»»
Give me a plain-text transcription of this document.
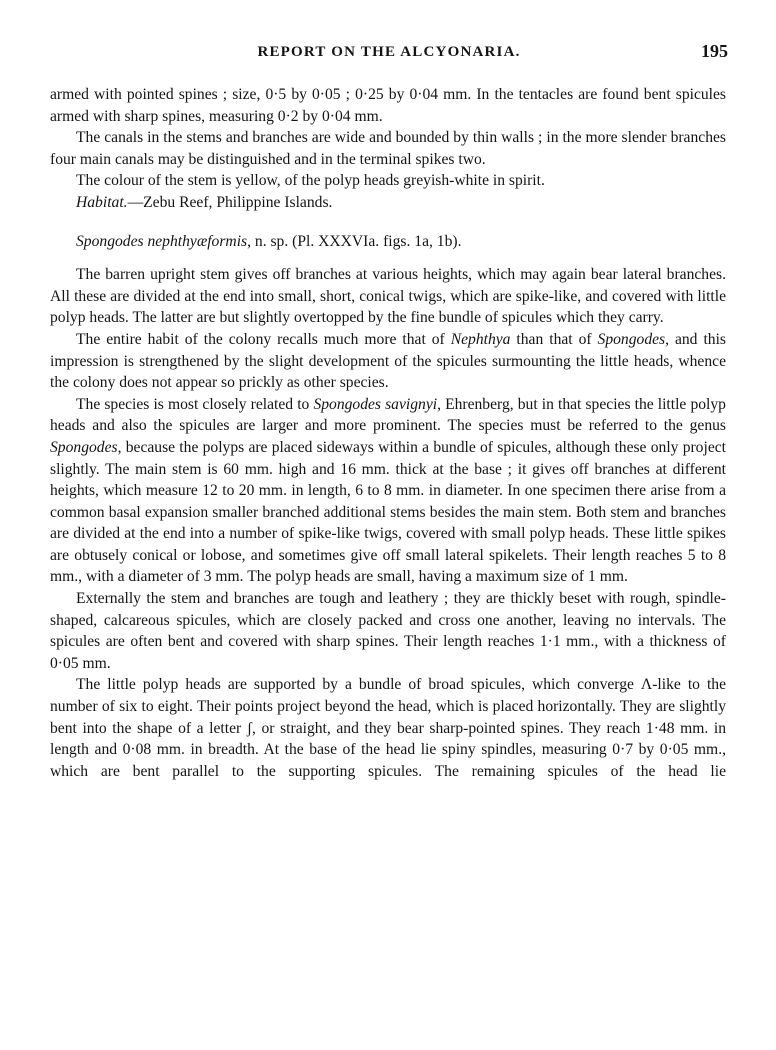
REPORT ON THE ALCYONARIA.	195

armed with pointed spines ; size, 0·5 by 0·05 ; 0·25 by 0·04 mm. In the tentacles are found bent spicules armed with sharp spines, measuring 0·2 by 0·04 mm.

The canals in the stems and branches are wide and bounded by thin walls ; in the more slender branches four main canals may be distinguished and in the terminal spikes two.

The colour of the stem is yellow, of the polyp heads greyish-white in spirit.

Habitat.—Zebu Reef, Philippine Islands.

Spongodes nephthyæformis, n. sp. (Pl. XXXVIa. figs. 1a, 1b).

The barren upright stem gives off branches at various heights, which may again bear lateral branches. All these are divided at the end into small, short, conical twigs, which are spike-like, and covered with little polyp heads. The latter are but slightly overtopped by the fine bundle of spicules which they carry.

The entire habit of the colony recalls much more that of Nephthya than that of Spongodes, and this impression is strengthened by the slight development of the spicules surmounting the little heads, whence the colony does not appear so prickly as other species.

The species is most closely related to Spongodes savignyi, Ehrenberg, but in that species the little polyp heads and also the spicules are larger and more prominent. The species must be referred to the genus Spongodes, because the polyps are placed sideways within a bundle of spicules, although these only project slightly. The main stem is 60 mm. high and 16 mm. thick at the base ; it gives off branches at different heights, which measure 12 to 20 mm. in length, 6 to 8 mm. in diameter. In one specimen there arise from a common basal expansion smaller branched additional stems besides the main stem. Both stem and branches are divided at the end into a number of spike-like twigs, covered with small polyp heads. These little spikes are obtusely conical or lobose, and sometimes give off small lateral spikelets. Their length reaches 5 to 8 mm., with a diameter of 3 mm. The polyp heads are small, having a maximum size of 1 mm.

Externally the stem and branches are tough and leathery ; they are thickly beset with rough, spindle-shaped, calcareous spicules, which are closely packed and cross one another, leaving no intervals. The spicules are often bent and covered with sharp spines. Their length reaches 1·1 mm., with a thickness of 0·05 mm.

The little polyp heads are supported by a bundle of broad spicules, which converge Λ-like to the number of six to eight. Their points project beyond the head, which is placed horizontally. They are slightly bent into the shape of a letter ʃ, or straight, and they bear sharp-pointed spines. They reach 1·48 mm. in length and 0·08 mm. in breadth. At the base of the head lie spiny spindles, measuring 0·7 by 0·05 mm., which are bent parallel to the supporting spicules. The remaining spicules of the head lie
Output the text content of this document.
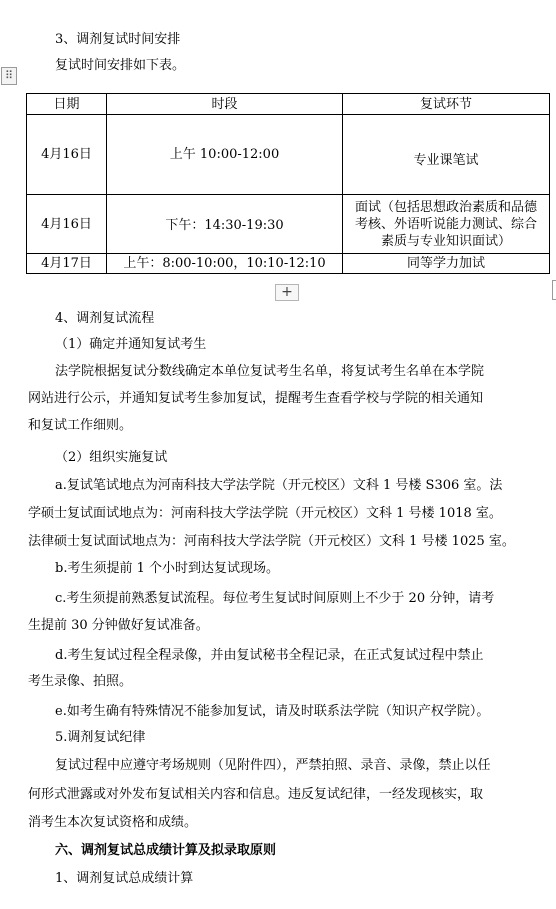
3、调剂复试时间安排
复试时间安排如下表。
⠿
日期	时段	复试环节
4月16日	上午 10:00-12:00	专业课笔试
4月16日	下午：14:30-19:30	面试（包括思想政治素质和品德
考核、外语听说能力测试、综合
素质与专业知识面试）

4月17日	上午：8:00-10:00，10:10-12:10	同等学力加试
+
4、调剂复试流程
（1）确定并通知复试考生
法学院根据复试分数线确定本单位复试考生名单，将复试考生名单在本学院
网站进行公示，并通知复试考生参加复试，提醒考生查看学校与学院的相关通知
和复试工作细则。
（2）组织实施复试
a.复试笔试地点为河南科技大学法学院（开元校区）文科 1 号楼 S306 室。法
学硕士复试面试地点为：河南科技大学法学院（开元校区）文科 1 号楼 1018 室。
法律硕士复试面试地点为：河南科技大学法学院（开元校区）文科 1 号楼 1025 室。
b.考生须提前 1 个小时到达复试现场。
c.考生须提前熟悉复试流程。每位考生复试时间原则上不少于 20 分钟，请考
生提前 30 分钟做好复试准备。
d.考生复试过程全程录像，并由复试秘书全程记录，在正式复试过程中禁止
考生录像、拍照。
e.如考生确有特殊情况不能参加复试，请及时联系法学院（知识产权学院）。
5.调剂复试纪律
复试过程中应遵守考场规则（见附件四），严禁拍照、录音、录像，禁止以任
何形式泄露或对外发布复试相关内容和信息。违反复试纪律，一经发现核实，取
消考生本次复试资格和成绩。
六、调剂复试总成绩计算及拟录取原则
1、调剂复试总成绩计算
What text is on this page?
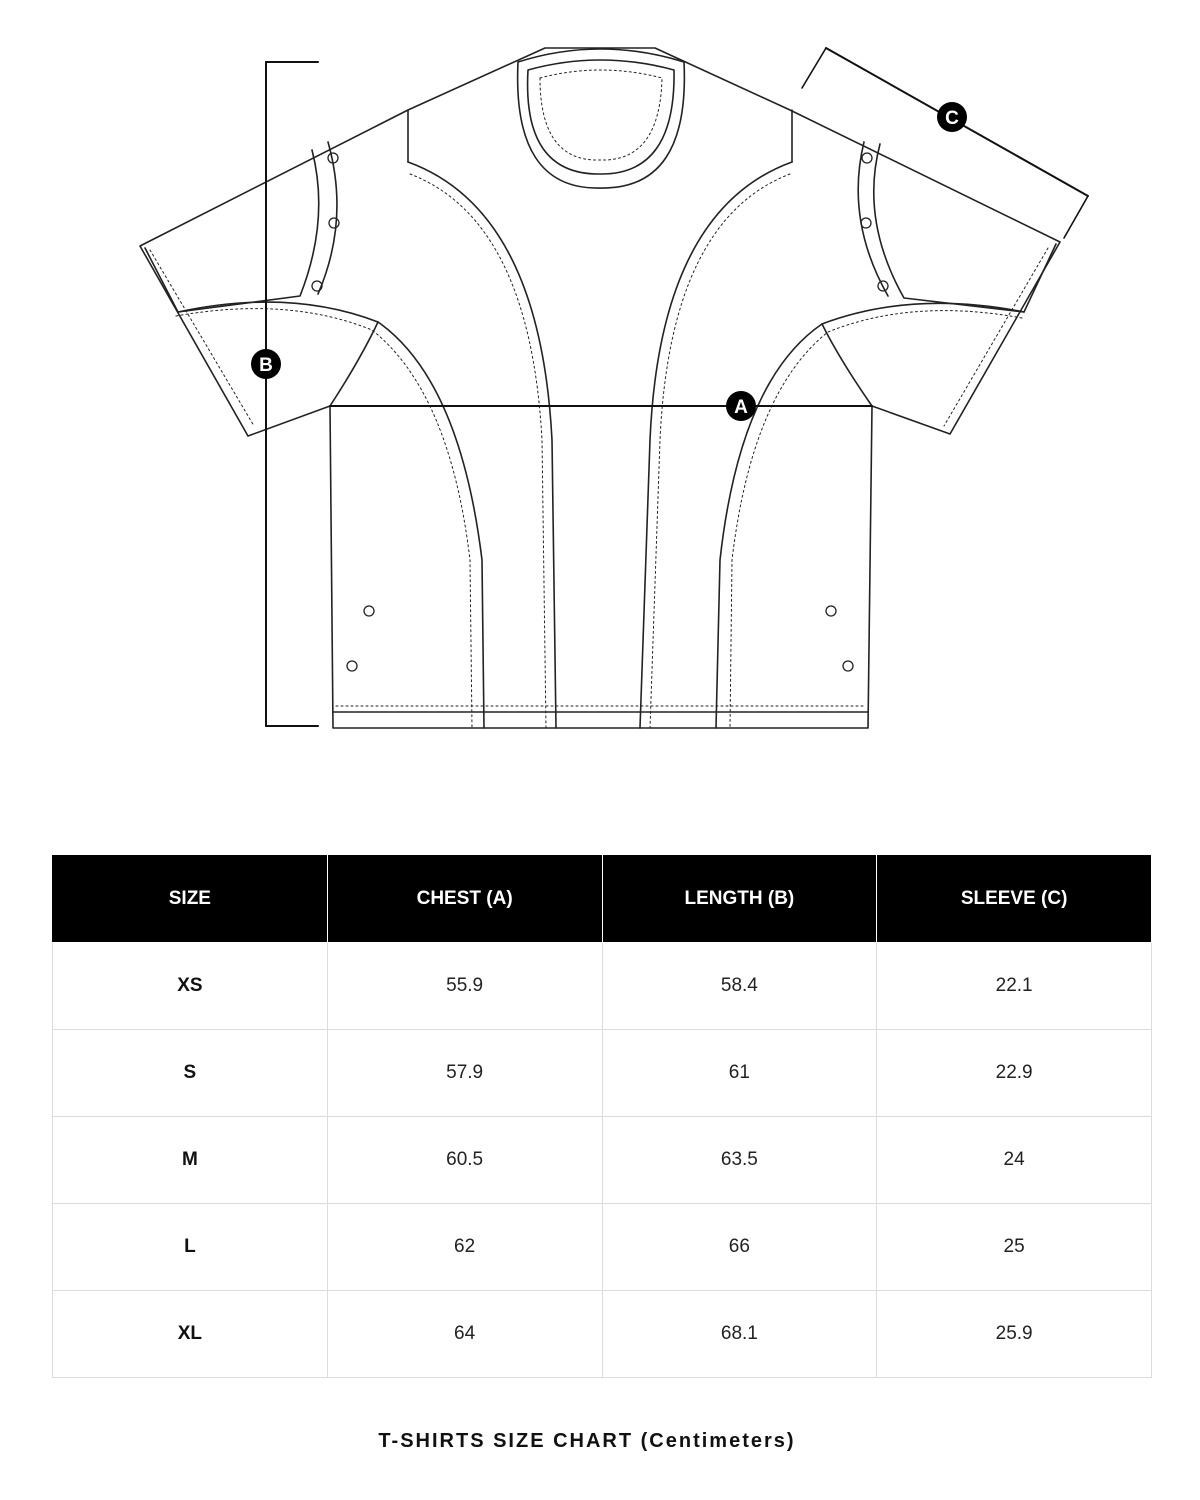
A
B
C
SIZE	CHEST (A)	LENGTH (B)	SLEEVE (C)
XS	55.9	58.4	22.1
S	57.9	61	22.9
M	60.5	63.5	24
L	62	66	25
XL	64	68.1	25.9
T-SHIRTS SIZE CHART (Centimeters)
««
*Aim*. Can the entries above be repeated exactly, without their pictures?

*Task output*.
Give me a plain-text transcription of this document.
REPORT ON THE ALCYONARIA.	195

armed with pointed spines ; size, 0·5 by 0·05 ; 0·25 by 0·04 mm. In the tentacles are found bent spicules armed with sharp spines, measuring 0·2 by 0·04 mm.

The canals in the stems and branches are wide and bounded by thin walls ; in the more slender branches four main canals may be distinguished and in the terminal spikes two.

The colour of the stem is yellow, of the polyp heads greyish-white in spirit.

Habitat.—Zebu Reef, Philippine Islands.

Spongodes nephthyæformis, n. sp. (Pl. XXXVIa. figs. 1a, 1b).

The barren upright stem gives off branches at various heights, which may again bear lateral branches. All these are divided at the end into small, short, conical twigs, which are spike-like, and covered with little polyp heads. The latter are but slightly overtopped by the fine bundle of spicules which they carry.

The entire habit of the colony recalls much more that of Nephthya than that of Spongodes, and this impression is strengthened by the slight development of the spicules surmounting the little heads, whence the colony does not appear so prickly as other species.

The species is most closely related to Spongodes savignyi, Ehrenberg, but in that species the little polyp heads and also the spicules are larger and more prominent. The species must be referred to the genus Spongodes, because the polyps are placed sideways within a bundle of spicules, although these only project slightly. The main stem is 60 mm. high and 16 mm. thick at the base ; it gives off branches at different heights, which measure 12 to 20 mm. in length, 6 to 8 mm. in diameter. In one specimen there arise from a common basal expansion smaller branched additional stems besides the main stem. Both stem and branches are divided at the end into a number of spike-like twigs, covered with small polyp heads. These little spikes are obtusely conical or lobose, and sometimes give off small lateral spikelets. Their length reaches 5 to 8 mm., with a diameter of 3 mm. The polyp heads are small, having a maximum size of 1 mm.

Externally the stem and branches are tough and leathery ; they are thickly beset with rough, spindle-shaped, calcareous spicules, which are closely packed and cross one another, leaving no intervals. The spicules are often bent and covered with sharp spines. Their length reaches 1·1 mm., with a thickness of 0·05 mm.

The little polyp heads are supported by a bundle of broad spicules, which converge Λ-like to the number of six to eight. Their points project beyond the head, which is placed horizontally. They are slightly bent into the shape of a letter ʃ, or straight, and they bear sharp-pointed spines. They reach 1·48 mm. in length and 0·08 mm. in breadth. At the base of the head lie spiny spindles, measuring 0·7 by 0·05 mm., which are bent parallel to the supporting spicules. The remaining spicules of the head lie
Output the text content of this document.
3、调剂复试时间安排
复试时间安排如下表。
⠿
日期	时段	复试环节
4月16日	上午 10:00-12:00	专业课笔试
4月16日	下午：14:30-19:30	面试（包括思想政治素质和品德
考核、外语听说能力测试、综合
素质与专业知识面试）

4月17日	上午：8:00-10:00，10:10-12:10	同等学力加试
+
4、调剂复试流程
（1）确定并通知复试考生
法学院根据复试分数线确定本单位复试考生名单，将复试考生名单在本学院
网站进行公示，并通知复试考生参加复试，提醒考生查看学校与学院的相关通知
和复试工作细则。
（2）组织实施复试
a.复试笔试地点为河南科技大学法学院（开元校区）文科 1 号楼 S306 室。法
学硕士复试面试地点为：河南科技大学法学院（开元校区）文科 1 号楼 1018 室。
法律硕士复试面试地点为：河南科技大学法学院（开元校区）文科 1 号楼 1025 室。
b.考生须提前 1 个小时到达复试现场。
c.考生须提前熟悉复试流程。每位考生复试时间原则上不少于 20 分钟，请考
生提前 30 分钟做好复试准备。
d.考生复试过程全程录像，并由复试秘书全程记录，在正式复试过程中禁止
考生录像、拍照。
e.如考生确有特殊情况不能参加复试，请及时联系法学院（知识产权学院）。
5.调剂复试纪律
复试过程中应遵守考场规则（见附件四），严禁拍照、录音、录像，禁止以任
何形式泄露或对外发布复试相关内容和信息。违反复试纪律，一经发现核实，取
消考生本次复试资格和成绩。
六、调剂复试总成绩计算及拟录取原则
1、调剂复试总成绩计算
What text is on this page?
A
B
C
SIZE	CHEST (A)	LENGTH (B)	SLEEVE (C)
XS	55.9	58.4	22.1
S	57.9	61	22.9
M	60.5	63.5	24
L	62	66	25
XL	64	68.1	25.9
T-SHIRTS SIZE CHART (Centimeters)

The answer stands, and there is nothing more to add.